**Instructions to follow:** Quote the listing below in its entirety, omitting every image.

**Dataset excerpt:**

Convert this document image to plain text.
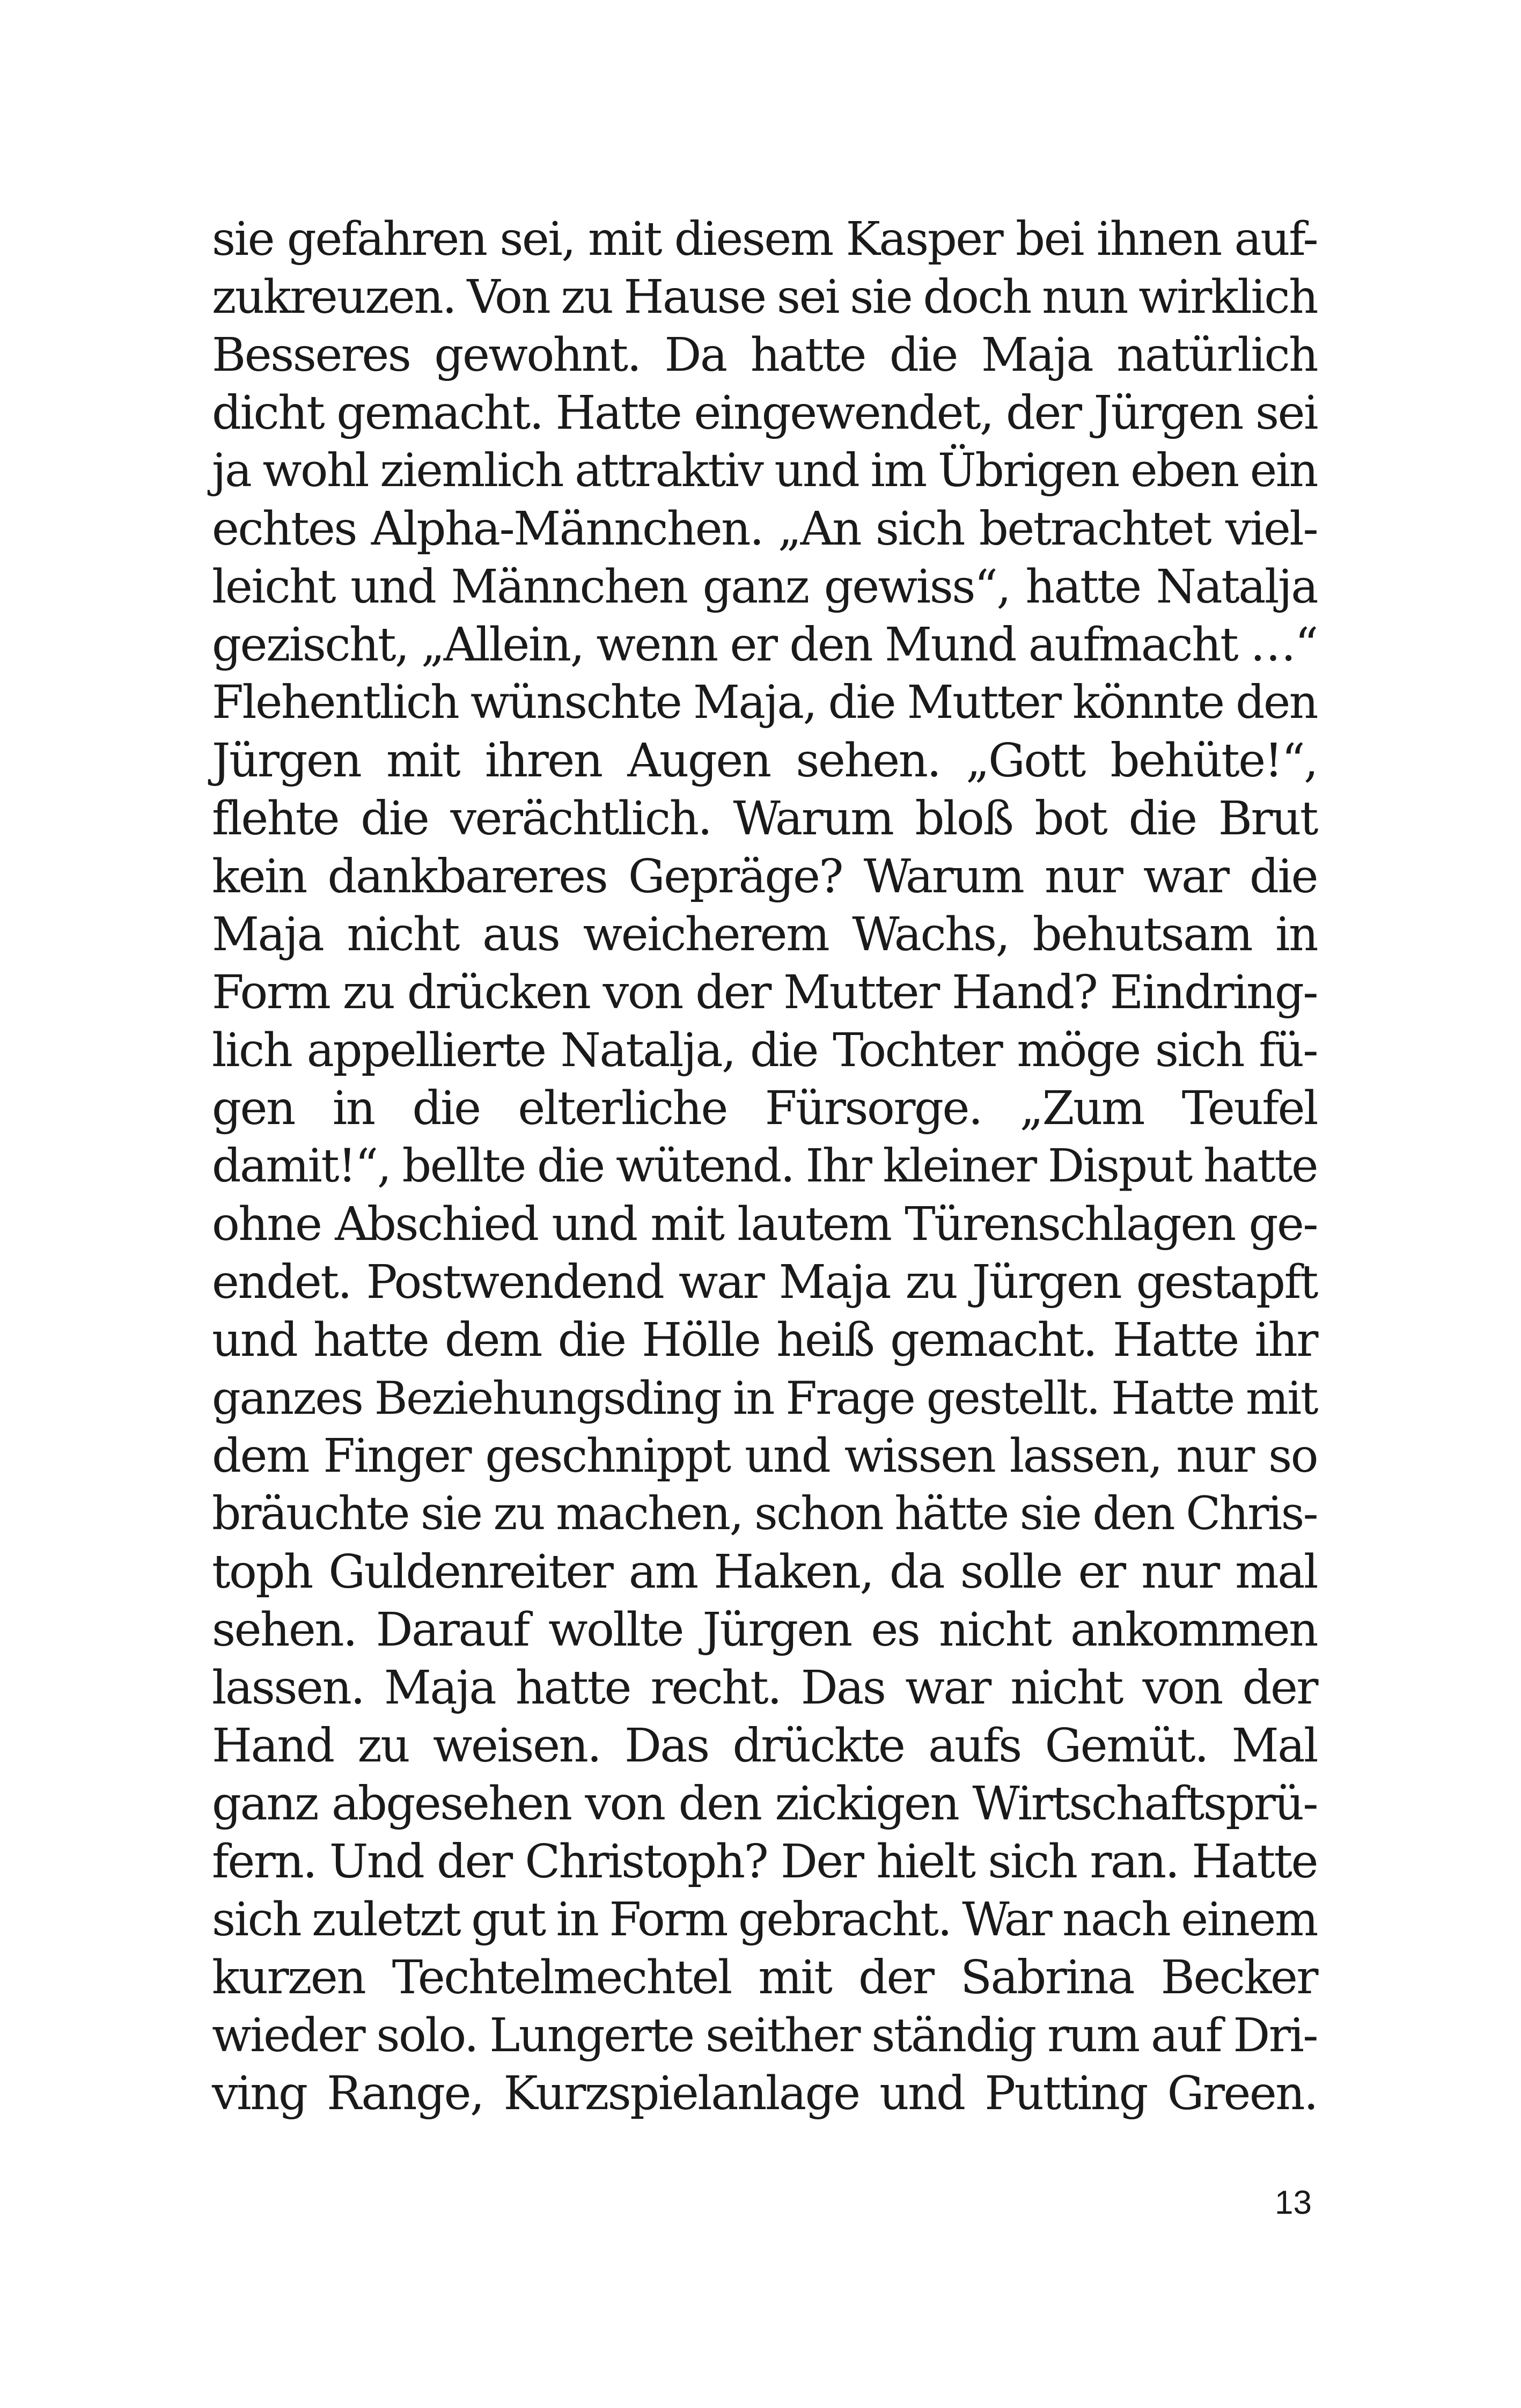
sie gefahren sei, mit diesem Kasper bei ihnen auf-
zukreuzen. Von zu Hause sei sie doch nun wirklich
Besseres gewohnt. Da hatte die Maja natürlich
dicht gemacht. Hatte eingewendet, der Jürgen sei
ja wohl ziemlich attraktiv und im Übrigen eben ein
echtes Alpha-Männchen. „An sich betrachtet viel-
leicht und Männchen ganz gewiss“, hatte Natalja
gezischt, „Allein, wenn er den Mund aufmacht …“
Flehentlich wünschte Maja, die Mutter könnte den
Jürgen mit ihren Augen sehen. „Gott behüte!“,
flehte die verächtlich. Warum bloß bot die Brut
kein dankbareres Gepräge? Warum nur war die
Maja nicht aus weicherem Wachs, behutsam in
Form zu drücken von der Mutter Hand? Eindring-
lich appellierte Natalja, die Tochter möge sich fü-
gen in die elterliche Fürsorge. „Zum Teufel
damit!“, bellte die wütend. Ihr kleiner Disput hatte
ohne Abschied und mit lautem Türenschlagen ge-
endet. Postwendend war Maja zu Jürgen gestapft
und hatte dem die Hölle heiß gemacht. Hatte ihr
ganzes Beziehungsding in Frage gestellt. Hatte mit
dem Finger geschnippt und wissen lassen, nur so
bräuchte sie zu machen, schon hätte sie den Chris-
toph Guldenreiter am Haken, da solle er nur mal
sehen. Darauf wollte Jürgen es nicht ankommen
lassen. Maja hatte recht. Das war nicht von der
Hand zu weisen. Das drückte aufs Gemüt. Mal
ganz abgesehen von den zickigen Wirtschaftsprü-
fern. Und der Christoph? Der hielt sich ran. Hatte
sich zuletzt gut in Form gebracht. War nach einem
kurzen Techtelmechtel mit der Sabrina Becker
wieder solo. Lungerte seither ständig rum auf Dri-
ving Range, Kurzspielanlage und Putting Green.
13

**Solution to this task:**
Convert this document image to plain text.
sie gefahren sei, mit diesem Kasper bei ihnen auf-
zukreuzen. Von zu Hause sei sie doch nun wirklich
Besseres gewohnt. Da hatte die Maja natürlich
dicht gemacht. Hatte eingewendet, der Jürgen sei
ja wohl ziemlich attraktiv und im Übrigen eben ein
echtes Alpha-Männchen. „An sich betrachtet viel-
leicht und Männchen ganz gewiss“, hatte Natalja
gezischt, „Allein, wenn er den Mund aufmacht …“
Flehentlich wünschte Maja, die Mutter könnte den
Jürgen mit ihren Augen sehen. „Gott behüte!“,
flehte die verächtlich. Warum bloß bot die Brut
kein dankbareres Gepräge? Warum nur war die
Maja nicht aus weicherem Wachs, behutsam in
Form zu drücken von der Mutter Hand? Eindring-
lich appellierte Natalja, die Tochter möge sich fü-
gen in die elterliche Fürsorge. „Zum Teufel
damit!“, bellte die wütend. Ihr kleiner Disput hatte
ohne Abschied und mit lautem Türenschlagen ge-
endet. Postwendend war Maja zu Jürgen gestapft
und hatte dem die Hölle heiß gemacht. Hatte ihr
ganzes Beziehungsding in Frage gestellt. Hatte mit
dem Finger geschnippt und wissen lassen, nur so
bräuchte sie zu machen, schon hätte sie den Chris-
toph Guldenreiter am Haken, da solle er nur mal
sehen. Darauf wollte Jürgen es nicht ankommen
lassen. Maja hatte recht. Das war nicht von der
Hand zu weisen. Das drückte aufs Gemüt. Mal
ganz abgesehen von den zickigen Wirtschaftsprü-
fern. Und der Christoph? Der hielt sich ran. Hatte
sich zuletzt gut in Form gebracht. War nach einem
kurzen Techtelmechtel mit der Sabrina Becker
wieder solo. Lungerte seither ständig rum auf Dri-
ving Range, Kurzspielanlage und Putting Green.
13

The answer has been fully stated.